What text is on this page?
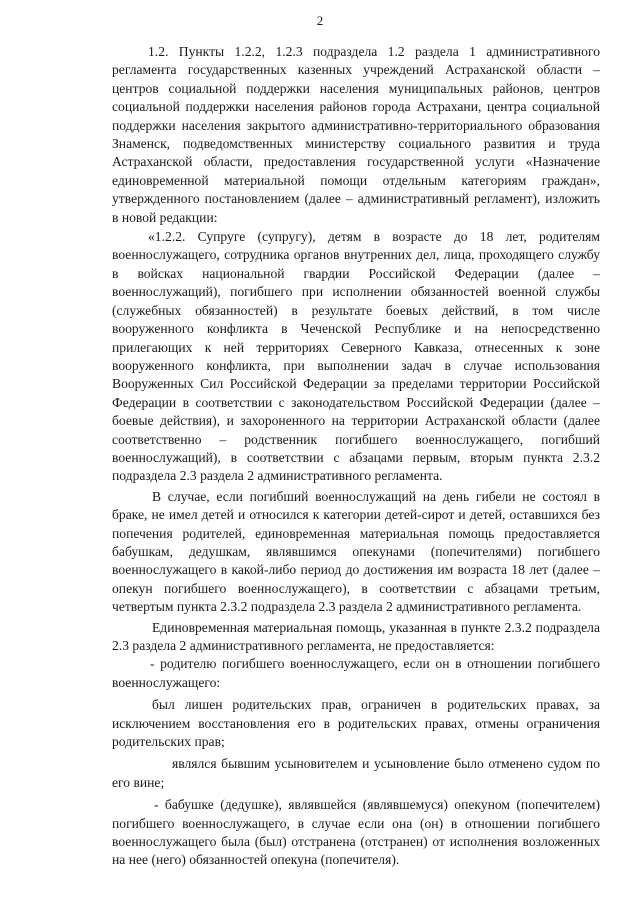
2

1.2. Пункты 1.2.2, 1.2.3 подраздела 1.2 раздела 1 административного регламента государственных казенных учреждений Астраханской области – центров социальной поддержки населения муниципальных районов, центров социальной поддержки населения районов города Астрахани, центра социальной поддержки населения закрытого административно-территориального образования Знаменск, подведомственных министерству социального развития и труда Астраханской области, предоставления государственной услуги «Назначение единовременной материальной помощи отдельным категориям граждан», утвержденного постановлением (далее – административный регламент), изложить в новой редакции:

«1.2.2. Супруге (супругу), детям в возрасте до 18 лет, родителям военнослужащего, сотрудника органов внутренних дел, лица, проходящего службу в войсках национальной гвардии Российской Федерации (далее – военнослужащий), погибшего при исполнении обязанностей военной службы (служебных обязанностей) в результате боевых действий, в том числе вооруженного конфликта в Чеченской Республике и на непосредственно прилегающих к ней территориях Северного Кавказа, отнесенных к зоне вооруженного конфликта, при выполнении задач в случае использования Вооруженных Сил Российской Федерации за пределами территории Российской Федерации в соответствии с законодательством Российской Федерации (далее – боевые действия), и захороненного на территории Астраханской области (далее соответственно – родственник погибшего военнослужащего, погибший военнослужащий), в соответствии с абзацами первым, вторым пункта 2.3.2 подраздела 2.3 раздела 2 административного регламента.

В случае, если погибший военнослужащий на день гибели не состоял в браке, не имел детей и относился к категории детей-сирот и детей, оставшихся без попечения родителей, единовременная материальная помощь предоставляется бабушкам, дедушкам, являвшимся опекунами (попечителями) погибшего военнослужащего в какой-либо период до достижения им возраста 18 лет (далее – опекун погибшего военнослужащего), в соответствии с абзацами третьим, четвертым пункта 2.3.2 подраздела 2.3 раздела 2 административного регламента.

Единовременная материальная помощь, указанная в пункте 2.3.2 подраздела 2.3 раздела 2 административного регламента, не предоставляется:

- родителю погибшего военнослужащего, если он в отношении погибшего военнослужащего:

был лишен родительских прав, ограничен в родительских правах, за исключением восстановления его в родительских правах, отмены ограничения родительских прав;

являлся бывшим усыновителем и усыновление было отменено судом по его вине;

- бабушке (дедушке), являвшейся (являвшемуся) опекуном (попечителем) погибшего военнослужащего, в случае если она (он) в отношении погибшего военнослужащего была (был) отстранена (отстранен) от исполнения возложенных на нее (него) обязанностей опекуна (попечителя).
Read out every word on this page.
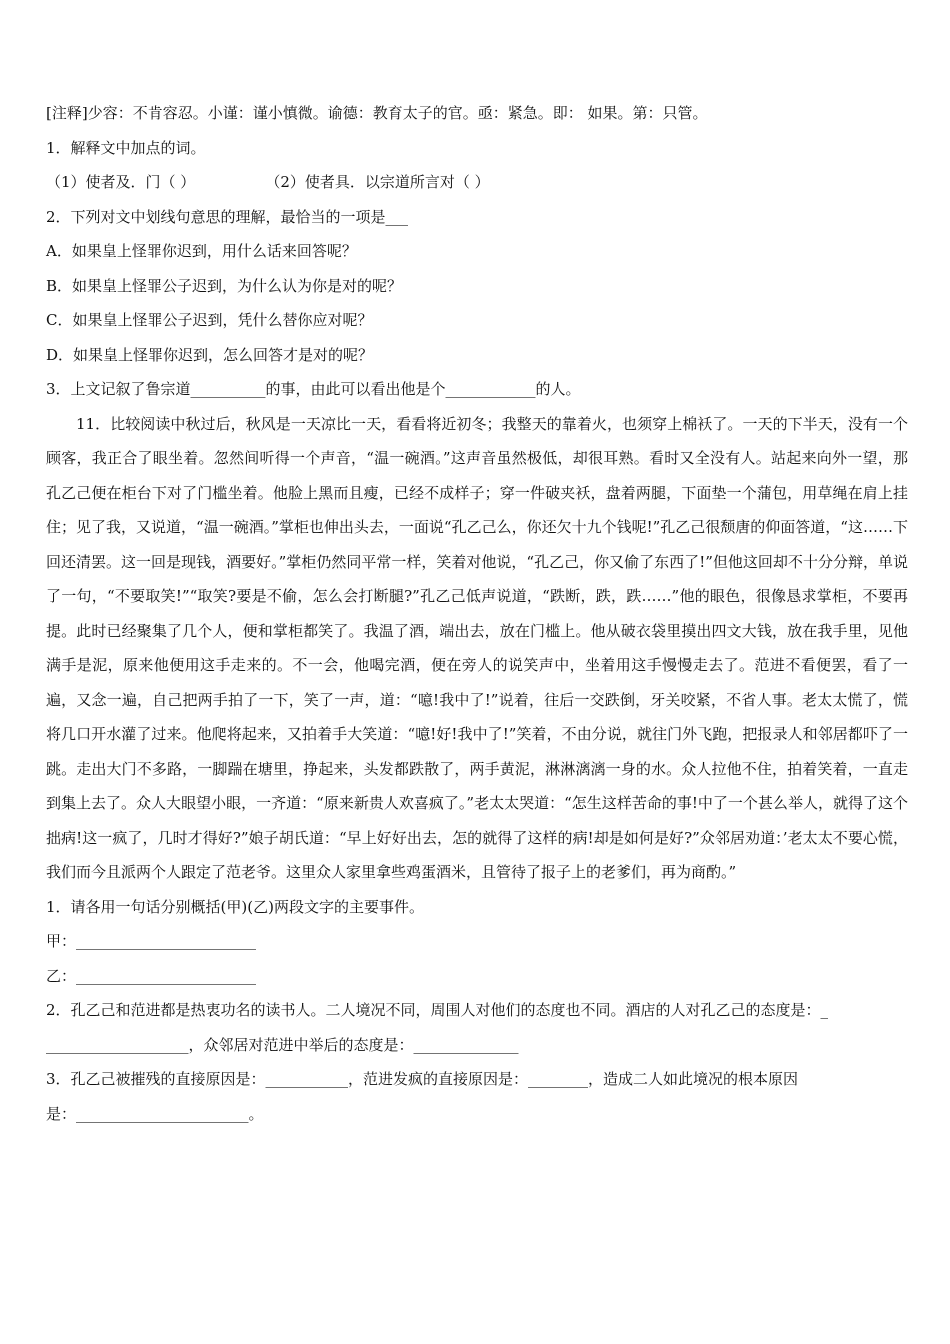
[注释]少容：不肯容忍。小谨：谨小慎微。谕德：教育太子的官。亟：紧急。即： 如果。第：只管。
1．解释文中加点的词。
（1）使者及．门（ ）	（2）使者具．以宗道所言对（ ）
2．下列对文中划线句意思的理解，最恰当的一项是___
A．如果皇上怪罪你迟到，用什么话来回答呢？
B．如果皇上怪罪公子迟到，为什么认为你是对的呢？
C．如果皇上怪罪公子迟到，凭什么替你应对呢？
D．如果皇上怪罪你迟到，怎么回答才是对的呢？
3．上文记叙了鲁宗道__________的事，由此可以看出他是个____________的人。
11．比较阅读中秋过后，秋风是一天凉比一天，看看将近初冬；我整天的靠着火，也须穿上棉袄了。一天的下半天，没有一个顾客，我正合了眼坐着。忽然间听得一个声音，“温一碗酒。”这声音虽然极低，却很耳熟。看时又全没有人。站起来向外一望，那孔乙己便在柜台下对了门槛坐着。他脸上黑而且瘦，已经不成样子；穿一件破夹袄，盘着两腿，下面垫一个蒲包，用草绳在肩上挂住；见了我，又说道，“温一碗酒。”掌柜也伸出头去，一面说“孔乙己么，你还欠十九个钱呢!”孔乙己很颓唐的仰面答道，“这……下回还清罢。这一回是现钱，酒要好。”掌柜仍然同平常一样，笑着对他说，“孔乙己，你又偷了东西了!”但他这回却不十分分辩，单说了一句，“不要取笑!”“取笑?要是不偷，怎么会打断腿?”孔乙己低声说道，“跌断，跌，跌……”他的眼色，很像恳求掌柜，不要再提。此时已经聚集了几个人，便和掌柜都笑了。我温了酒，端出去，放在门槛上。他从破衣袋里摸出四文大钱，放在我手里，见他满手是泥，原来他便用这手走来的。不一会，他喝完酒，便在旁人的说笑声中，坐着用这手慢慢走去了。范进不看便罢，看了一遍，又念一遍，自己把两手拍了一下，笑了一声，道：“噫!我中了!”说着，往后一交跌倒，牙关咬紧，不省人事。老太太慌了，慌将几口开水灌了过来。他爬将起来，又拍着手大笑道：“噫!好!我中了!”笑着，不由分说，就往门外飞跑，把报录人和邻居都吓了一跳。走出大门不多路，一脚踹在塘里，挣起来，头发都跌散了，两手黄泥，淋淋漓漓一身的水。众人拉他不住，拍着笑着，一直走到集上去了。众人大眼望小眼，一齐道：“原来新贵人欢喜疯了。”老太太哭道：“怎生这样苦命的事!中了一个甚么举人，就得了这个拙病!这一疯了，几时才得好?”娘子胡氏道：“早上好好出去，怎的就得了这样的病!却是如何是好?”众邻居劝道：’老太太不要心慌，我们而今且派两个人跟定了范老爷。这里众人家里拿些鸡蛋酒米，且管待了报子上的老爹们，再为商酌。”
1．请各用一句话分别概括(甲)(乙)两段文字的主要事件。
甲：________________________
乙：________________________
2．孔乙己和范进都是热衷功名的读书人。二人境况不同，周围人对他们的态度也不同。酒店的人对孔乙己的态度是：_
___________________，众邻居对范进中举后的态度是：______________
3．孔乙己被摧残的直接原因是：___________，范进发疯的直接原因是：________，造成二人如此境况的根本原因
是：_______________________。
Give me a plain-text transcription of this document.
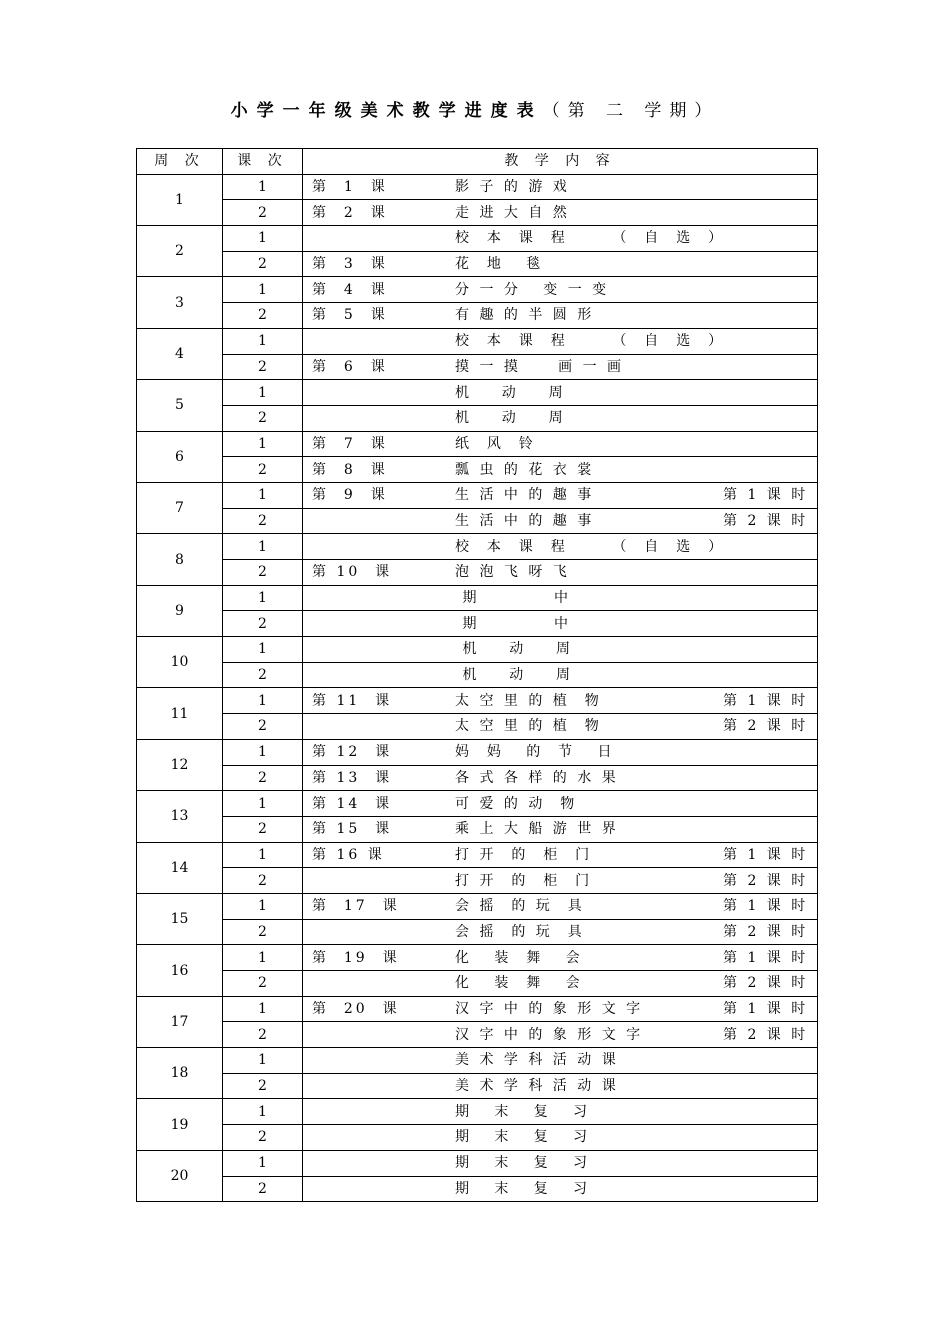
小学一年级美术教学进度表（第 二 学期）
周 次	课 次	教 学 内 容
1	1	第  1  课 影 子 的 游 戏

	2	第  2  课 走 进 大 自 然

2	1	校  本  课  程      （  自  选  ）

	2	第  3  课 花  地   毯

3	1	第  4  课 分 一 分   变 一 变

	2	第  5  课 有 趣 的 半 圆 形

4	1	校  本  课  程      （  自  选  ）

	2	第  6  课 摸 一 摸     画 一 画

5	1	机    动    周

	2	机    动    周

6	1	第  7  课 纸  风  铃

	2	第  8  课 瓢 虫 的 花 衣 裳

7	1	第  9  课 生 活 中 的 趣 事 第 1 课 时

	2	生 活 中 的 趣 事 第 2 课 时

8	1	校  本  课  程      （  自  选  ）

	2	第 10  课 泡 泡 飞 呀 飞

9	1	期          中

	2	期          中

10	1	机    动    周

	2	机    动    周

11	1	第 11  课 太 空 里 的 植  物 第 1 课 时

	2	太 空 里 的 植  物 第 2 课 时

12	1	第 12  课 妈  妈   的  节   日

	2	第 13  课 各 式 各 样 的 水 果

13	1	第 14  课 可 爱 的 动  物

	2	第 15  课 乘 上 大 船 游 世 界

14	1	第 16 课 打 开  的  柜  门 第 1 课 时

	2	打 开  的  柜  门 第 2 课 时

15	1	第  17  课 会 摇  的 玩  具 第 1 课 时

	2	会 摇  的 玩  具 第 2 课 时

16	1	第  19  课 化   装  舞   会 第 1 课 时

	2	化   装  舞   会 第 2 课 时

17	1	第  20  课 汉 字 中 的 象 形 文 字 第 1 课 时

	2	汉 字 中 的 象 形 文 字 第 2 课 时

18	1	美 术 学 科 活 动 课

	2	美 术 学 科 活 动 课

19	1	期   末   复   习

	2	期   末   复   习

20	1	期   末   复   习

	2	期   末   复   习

■ THE PROBLEM
Give the number of lines in the records that contain the string "如果皇上怪罪你迟到", with no other output.

■ THE SOLUTION
2